§ Do this:
Copy out the complete listing, word for word.

§ Dataset records:
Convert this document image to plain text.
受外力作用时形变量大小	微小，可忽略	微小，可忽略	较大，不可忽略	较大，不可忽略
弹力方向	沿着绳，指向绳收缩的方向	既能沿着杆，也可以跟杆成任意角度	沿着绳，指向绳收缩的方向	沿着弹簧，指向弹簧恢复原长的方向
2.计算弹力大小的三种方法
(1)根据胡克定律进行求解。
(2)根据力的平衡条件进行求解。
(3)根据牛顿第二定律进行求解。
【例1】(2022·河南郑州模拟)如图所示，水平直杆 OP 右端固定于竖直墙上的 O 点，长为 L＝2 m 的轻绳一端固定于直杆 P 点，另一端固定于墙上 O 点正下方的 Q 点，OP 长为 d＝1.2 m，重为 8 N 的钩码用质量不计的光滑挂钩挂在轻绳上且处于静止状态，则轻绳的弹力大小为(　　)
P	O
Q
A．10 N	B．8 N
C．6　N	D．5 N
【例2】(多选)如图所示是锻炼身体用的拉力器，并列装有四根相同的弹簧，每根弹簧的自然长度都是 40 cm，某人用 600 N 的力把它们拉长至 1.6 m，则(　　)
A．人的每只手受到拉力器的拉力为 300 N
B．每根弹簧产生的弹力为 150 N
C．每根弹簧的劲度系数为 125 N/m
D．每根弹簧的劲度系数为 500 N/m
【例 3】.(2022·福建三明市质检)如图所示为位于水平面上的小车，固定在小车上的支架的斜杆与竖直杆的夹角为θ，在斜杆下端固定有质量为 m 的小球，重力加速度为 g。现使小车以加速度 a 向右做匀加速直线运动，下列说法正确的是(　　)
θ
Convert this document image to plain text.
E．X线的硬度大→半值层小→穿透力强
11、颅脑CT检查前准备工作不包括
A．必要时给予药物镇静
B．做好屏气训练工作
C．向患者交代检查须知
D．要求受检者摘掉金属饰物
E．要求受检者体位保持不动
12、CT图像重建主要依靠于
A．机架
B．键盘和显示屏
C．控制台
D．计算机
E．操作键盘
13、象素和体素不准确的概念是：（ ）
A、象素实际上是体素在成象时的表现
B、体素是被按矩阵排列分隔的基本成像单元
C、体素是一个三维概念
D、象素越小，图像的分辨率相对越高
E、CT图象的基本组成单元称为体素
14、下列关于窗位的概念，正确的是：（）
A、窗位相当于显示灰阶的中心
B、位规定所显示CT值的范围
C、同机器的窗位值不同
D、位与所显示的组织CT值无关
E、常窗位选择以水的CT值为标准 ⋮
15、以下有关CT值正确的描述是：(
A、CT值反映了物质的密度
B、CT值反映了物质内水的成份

§ Complete output:
Convert this document image to plain text.
受外力作用时形变量大小	微小，可忽略	微小，可忽略	较大，不可忽略	较大，不可忽略
弹力方向	沿着绳，指向绳收缩的方向	既能沿着杆，也可以跟杆成任意角度	沿着绳，指向绳收缩的方向	沿着弹簧，指向弹簧恢复原长的方向
2.计算弹力大小的三种方法
(1)根据胡克定律进行求解。
(2)根据力的平衡条件进行求解。
(3)根据牛顿第二定律进行求解。
【例1】(2022·河南郑州模拟)如图所示，水平直杆 OP 右端固定于竖直墙上的 O 点，长为 L＝2 m 的轻绳一端固定于直杆 P 点，另一端固定于墙上 O 点正下方的 Q 点，OP 长为 d＝1.2 m，重为 8 N 的钩码用质量不计的光滑挂钩挂在轻绳上且处于静止状态，则轻绳的弹力大小为(　　)
P	O
Q
A．10 N	B．8 N
C．6　N	D．5 N
【例2】(多选)如图所示是锻炼身体用的拉力器，并列装有四根相同的弹簧，每根弹簧的自然长度都是 40 cm，某人用 600 N 的力把它们拉长至 1.6 m，则(　　)
A．人的每只手受到拉力器的拉力为 300 N
B．每根弹簧产生的弹力为 150 N
C．每根弹簧的劲度系数为 125 N/m
D．每根弹簧的劲度系数为 500 N/m
【例 3】.(2022·福建三明市质检)如图所示为位于水平面上的小车，固定在小车上的支架的斜杆与竖直杆的夹角为θ，在斜杆下端固定有质量为 m 的小球，重力加速度为 g。现使小车以加速度 a 向右做匀加速直线运动，下列说法正确的是(　　)
θ
Convert this document image to plain text.
E．X线的硬度大→半值层小→穿透力强
11、颅脑CT检查前准备工作不包括
A．必要时给予药物镇静
B．做好屏气训练工作
C．向患者交代检查须知
D．要求受检者摘掉金属饰物
E．要求受检者体位保持不动
12、CT图像重建主要依靠于
A．机架
B．键盘和显示屏
C．控制台
D．计算机
E．操作键盘
13、象素和体素不准确的概念是：（ ）
A、象素实际上是体素在成象时的表现
B、体素是被按矩阵排列分隔的基本成像单元
C、体素是一个三维概念
D、象素越小，图像的分辨率相对越高
E、CT图象的基本组成单元称为体素
14、下列关于窗位的概念，正确的是：（）
A、窗位相当于显示灰阶的中心
B、位规定所显示CT值的范围
C、同机器的窗位值不同
D、位与所显示的组织CT值无关
E、常窗位选择以水的CT值为标准 ⋮
15、以下有关CT值正确的描述是：(
A、CT值反映了物质的密度
B、CT值反映了物质内水的成份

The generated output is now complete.